--- PROBLEM STATEMENT ---
Write the material out again in full, exactly.

--- MATERIAL FOR THE TASK ---
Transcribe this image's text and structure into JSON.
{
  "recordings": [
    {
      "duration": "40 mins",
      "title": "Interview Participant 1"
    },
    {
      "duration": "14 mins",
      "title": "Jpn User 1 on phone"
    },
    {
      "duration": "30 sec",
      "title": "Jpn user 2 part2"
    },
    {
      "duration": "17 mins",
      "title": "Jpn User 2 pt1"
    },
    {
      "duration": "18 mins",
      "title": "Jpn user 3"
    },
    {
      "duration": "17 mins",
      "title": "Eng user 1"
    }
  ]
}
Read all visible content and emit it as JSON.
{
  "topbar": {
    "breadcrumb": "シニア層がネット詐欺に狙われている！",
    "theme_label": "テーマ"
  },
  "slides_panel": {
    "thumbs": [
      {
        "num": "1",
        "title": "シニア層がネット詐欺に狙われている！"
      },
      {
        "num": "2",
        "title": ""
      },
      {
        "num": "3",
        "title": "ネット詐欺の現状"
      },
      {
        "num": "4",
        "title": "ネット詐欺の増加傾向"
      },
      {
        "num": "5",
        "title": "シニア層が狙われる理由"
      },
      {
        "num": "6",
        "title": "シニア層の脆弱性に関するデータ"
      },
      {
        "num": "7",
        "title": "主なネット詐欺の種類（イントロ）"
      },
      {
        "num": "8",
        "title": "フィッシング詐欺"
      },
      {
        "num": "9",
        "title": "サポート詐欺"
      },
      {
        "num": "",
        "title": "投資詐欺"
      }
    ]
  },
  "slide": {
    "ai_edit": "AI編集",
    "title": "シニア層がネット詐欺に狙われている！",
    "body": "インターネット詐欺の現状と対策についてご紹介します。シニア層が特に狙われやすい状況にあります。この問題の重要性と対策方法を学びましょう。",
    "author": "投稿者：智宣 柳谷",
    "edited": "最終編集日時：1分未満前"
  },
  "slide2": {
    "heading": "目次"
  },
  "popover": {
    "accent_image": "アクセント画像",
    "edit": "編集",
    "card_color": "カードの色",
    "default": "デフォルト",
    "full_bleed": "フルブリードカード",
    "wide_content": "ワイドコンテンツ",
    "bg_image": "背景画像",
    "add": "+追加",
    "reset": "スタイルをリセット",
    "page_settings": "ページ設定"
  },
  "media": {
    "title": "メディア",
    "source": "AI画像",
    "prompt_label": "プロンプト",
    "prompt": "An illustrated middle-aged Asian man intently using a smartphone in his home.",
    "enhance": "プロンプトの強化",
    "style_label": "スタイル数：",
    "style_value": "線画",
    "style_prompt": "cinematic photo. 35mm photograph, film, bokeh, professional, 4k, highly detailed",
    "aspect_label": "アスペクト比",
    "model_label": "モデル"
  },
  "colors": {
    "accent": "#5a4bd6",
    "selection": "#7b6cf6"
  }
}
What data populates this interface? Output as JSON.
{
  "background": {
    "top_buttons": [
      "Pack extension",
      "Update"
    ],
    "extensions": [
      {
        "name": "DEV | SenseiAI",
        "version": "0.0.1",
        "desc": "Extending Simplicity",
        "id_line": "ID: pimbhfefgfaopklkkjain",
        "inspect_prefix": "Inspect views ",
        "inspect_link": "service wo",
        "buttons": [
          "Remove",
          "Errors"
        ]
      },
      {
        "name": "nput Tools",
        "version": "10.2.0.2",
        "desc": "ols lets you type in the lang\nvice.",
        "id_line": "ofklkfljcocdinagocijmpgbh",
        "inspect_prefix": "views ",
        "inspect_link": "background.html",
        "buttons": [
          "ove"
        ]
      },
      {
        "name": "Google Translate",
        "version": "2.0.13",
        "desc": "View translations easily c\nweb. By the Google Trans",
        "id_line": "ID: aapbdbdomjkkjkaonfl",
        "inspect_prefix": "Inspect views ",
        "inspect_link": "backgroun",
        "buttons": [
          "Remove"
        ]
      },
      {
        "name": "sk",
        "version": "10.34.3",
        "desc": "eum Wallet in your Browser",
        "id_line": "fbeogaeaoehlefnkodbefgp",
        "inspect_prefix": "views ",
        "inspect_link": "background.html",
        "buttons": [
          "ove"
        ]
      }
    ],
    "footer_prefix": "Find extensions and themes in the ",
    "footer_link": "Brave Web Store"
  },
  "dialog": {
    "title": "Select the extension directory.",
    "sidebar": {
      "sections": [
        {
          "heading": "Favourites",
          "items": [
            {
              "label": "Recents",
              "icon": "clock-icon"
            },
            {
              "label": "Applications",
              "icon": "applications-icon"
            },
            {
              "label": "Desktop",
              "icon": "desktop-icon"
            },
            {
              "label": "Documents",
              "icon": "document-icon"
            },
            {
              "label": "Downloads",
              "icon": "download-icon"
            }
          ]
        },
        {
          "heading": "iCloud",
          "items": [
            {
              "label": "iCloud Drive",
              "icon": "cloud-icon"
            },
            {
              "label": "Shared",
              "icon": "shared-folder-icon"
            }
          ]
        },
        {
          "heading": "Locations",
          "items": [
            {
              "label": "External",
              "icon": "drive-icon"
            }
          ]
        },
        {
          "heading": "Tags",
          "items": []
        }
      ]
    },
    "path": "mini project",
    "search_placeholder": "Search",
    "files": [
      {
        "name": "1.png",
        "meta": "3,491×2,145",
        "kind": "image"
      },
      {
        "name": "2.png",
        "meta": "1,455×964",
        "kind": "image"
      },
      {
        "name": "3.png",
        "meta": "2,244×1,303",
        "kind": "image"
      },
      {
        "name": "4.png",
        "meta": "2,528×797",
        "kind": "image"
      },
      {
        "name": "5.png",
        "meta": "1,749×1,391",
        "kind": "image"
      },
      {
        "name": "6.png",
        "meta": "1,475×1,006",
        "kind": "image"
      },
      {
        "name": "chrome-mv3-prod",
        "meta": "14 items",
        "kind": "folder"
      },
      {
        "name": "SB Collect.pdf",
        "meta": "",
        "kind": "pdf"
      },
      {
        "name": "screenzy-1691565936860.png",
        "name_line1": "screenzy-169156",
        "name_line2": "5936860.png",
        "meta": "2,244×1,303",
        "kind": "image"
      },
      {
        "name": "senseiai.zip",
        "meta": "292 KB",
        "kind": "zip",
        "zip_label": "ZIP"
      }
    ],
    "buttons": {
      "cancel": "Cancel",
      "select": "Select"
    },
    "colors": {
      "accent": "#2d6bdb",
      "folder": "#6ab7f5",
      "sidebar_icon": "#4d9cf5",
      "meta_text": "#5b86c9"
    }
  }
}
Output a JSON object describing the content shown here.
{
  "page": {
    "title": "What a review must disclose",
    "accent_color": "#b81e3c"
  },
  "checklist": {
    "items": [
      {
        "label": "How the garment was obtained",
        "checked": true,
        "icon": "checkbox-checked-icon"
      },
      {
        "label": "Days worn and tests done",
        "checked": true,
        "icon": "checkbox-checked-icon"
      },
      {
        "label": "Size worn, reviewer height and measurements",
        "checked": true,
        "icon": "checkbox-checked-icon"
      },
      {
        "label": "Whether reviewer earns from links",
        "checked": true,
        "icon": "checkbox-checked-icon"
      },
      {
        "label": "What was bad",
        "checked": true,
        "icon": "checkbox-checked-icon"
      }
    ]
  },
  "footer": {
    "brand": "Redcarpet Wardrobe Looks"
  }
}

--- THE RESULT ---
Transcribe this image's text and structure into JSON.
{
  "recordings": [
    {
      "duration": "40 mins",
      "title": "Interview Participant 1"
    },
    {
      "duration": "14 mins",
      "title": "Jpn User 1 on phone"
    },
    {
      "duration": "30 sec",
      "title": "Jpn user 2 part2"
    },
    {
      "duration": "17 mins",
      "title": "Jpn User 2 pt1"
    },
    {
      "duration": "18 mins",
      "title": "Jpn user 3"
    },
    {
      "duration": "17 mins",
      "title": "Eng user 1"
    }
  ]
}
Read all visible content and emit it as JSON.
{
  "topbar": {
    "breadcrumb": "シニア層がネット詐欺に狙われている！",
    "theme_label": "テーマ"
  },
  "slides_panel": {
    "thumbs": [
      {
        "num": "1",
        "title": "シニア層がネット詐欺に狙われている！"
      },
      {
        "num": "2",
        "title": ""
      },
      {
        "num": "3",
        "title": "ネット詐欺の現状"
      },
      {
        "num": "4",
        "title": "ネット詐欺の増加傾向"
      },
      {
        "num": "5",
        "title": "シニア層が狙われる理由"
      },
      {
        "num": "6",
        "title": "シニア層の脆弱性に関するデータ"
      },
      {
        "num": "7",
        "title": "主なネット詐欺の種類（イントロ）"
      },
      {
        "num": "8",
        "title": "フィッシング詐欺"
      },
      {
        "num": "9",
        "title": "サポート詐欺"
      },
      {
        "num": "",
        "title": "投資詐欺"
      }
    ]
  },
  "slide": {
    "ai_edit": "AI編集",
    "title": "シニア層がネット詐欺に狙われている！",
    "body": "インターネット詐欺の現状と対策についてご紹介します。シニア層が特に狙われやすい状況にあります。この問題の重要性と対策方法を学びましょう。",
    "author": "投稿者：智宣 柳谷",
    "edited": "最終編集日時：1分未満前"
  },
  "slide2": {
    "heading": "目次"
  },
  "popover": {
    "accent_image": "アクセント画像",
    "edit": "編集",
    "card_color": "カードの色",
    "default": "デフォルト",
    "full_bleed": "フルブリードカード",
    "wide_content": "ワイドコンテンツ",
    "bg_image": "背景画像",
    "add": "+追加",
    "reset": "スタイルをリセット",
    "page_settings": "ページ設定"
  },
  "media": {
    "title": "メディア",
    "source": "AI画像",
    "prompt_label": "プロンプト",
    "prompt": "An illustrated middle-aged Asian man intently using a smartphone in his home.",
    "enhance": "プロンプトの強化",
    "style_label": "スタイル数：",
    "style_value": "線画",
    "style_prompt": "cinematic photo. 35mm photograph, film, bokeh, professional, 4k, highly detailed",
    "aspect_label": "アスペクト比",
    "model_label": "モデル"
  },
  "colors": {
    "accent": "#5a4bd6",
    "selection": "#7b6cf6"
  }
}
What data populates this interface? Output as JSON.
{
  "background": {
    "top_buttons": [
      "Pack extension",
      "Update"
    ],
    "extensions": [
      {
        "name": "DEV | SenseiAI",
        "version": "0.0.1",
        "desc": "Extending Simplicity",
        "id_line": "ID: pimbhfefgfaopklkkjain",
        "inspect_prefix": "Inspect views ",
        "inspect_link": "service wo",
        "buttons": [
          "Remove",
          "Errors"
        ]
      },
      {
        "name": "nput Tools",
        "version": "10.2.0.2",
        "desc": "ols lets you type in the lang\nvice.",
        "id_line": "ofklkfljcocdinagocijmpgbh",
        "inspect_prefix": "views ",
        "inspect_link": "background.html",
        "buttons": [
          "ove"
        ]
      },
      {
        "name": "Google Translate",
        "version": "2.0.13",
        "desc": "View translations easily c\nweb. By the Google Trans",
        "id_line": "ID: aapbdbdomjkkjkaonfl",
        "inspect_prefix": "Inspect views ",
        "inspect_link": "backgroun",
        "buttons": [
          "Remove"
        ]
      },
      {
        "name": "sk",
        "version": "10.34.3",
        "desc": "eum Wallet in your Browser",
        "id_line": "fbeogaeaoehlefnkodbefgp",
        "inspect_prefix": "views ",
        "inspect_link": "background.html",
        "buttons": [
          "ove"
        ]
      }
    ],
    "footer_prefix": "Find extensions and themes in the ",
    "footer_link": "Brave Web Store"
  },
  "dialog": {
    "title": "Select the extension directory.",
    "sidebar": {
      "sections": [
        {
          "heading": "Favourites",
          "items": [
            {
              "label": "Recents",
              "icon": "clock-icon"
            },
            {
              "label": "Applications",
              "icon": "applications-icon"
            },
            {
              "label": "Desktop",
              "icon": "desktop-icon"
            },
            {
              "label": "Documents",
              "icon": "document-icon"
            },
            {
              "label": "Downloads",
              "icon": "download-icon"
            }
          ]
        },
        {
          "heading": "iCloud",
          "items": [
            {
              "label": "iCloud Drive",
              "icon": "cloud-icon"
            },
            {
              "label": "Shared",
              "icon": "shared-folder-icon"
            }
          ]
        },
        {
          "heading": "Locations",
          "items": [
            {
              "label": "External",
              "icon": "drive-icon"
            }
          ]
        },
        {
          "heading": "Tags",
          "items": []
        }
      ]
    },
    "path": "mini project",
    "search_placeholder": "Search",
    "files": [
      {
        "name": "1.png",
        "meta": "3,491×2,145",
        "kind": "image"
      },
      {
        "name": "2.png",
        "meta": "1,455×964",
        "kind": "image"
      },
      {
        "name": "3.png",
        "meta": "2,244×1,303",
        "kind": "image"
      },
      {
        "name": "4.png",
        "meta": "2,528×797",
        "kind": "image"
      },
      {
        "name": "5.png",
        "meta": "1,749×1,391",
        "kind": "image"
      },
      {
        "name": "6.png",
        "meta": "1,475×1,006",
        "kind": "image"
      },
      {
        "name": "chrome-mv3-prod",
        "meta": "14 items",
        "kind": "folder"
      },
      {
        "name": "SB Collect.pdf",
        "meta": "",
        "kind": "pdf"
      },
      {
        "name": "screenzy-1691565936860.png",
        "name_line1": "screenzy-169156",
        "name_line2": "5936860.png",
        "meta": "2,244×1,303",
        "kind": "image"
      },
      {
        "name": "senseiai.zip",
        "meta": "292 KB",
        "kind": "zip",
        "zip_label": "ZIP"
      }
    ],
    "buttons": {
      "cancel": "Cancel",
      "select": "Select"
    },
    "colors": {
      "accent": "#2d6bdb",
      "folder": "#6ab7f5",
      "sidebar_icon": "#4d9cf5",
      "meta_text": "#5b86c9"
    }
  }
}
Output a JSON object describing the content shown here.
{
  "page": {
    "title": "What a review must disclose",
    "accent_color": "#b81e3c"
  },
  "checklist": {
    "items": [
      {
        "label": "How the garment was obtained",
        "checked": true,
        "icon": "checkbox-checked-icon"
      },
      {
        "label": "Days worn and tests done",
        "checked": true,
        "icon": "checkbox-checked-icon"
      },
      {
        "label": "Size worn, reviewer height and measurements",
        "checked": true,
        "icon": "checkbox-checked-icon"
      },
      {
        "label": "Whether reviewer earns from links",
        "checked": true,
        "icon": "checkbox-checked-icon"
      },
      {
        "label": "What was bad",
        "checked": true,
        "icon": "checkbox-checked-icon"
      }
    ]
  },
  "footer": {
    "brand": "Redcarpet Wardrobe Looks"
  }
}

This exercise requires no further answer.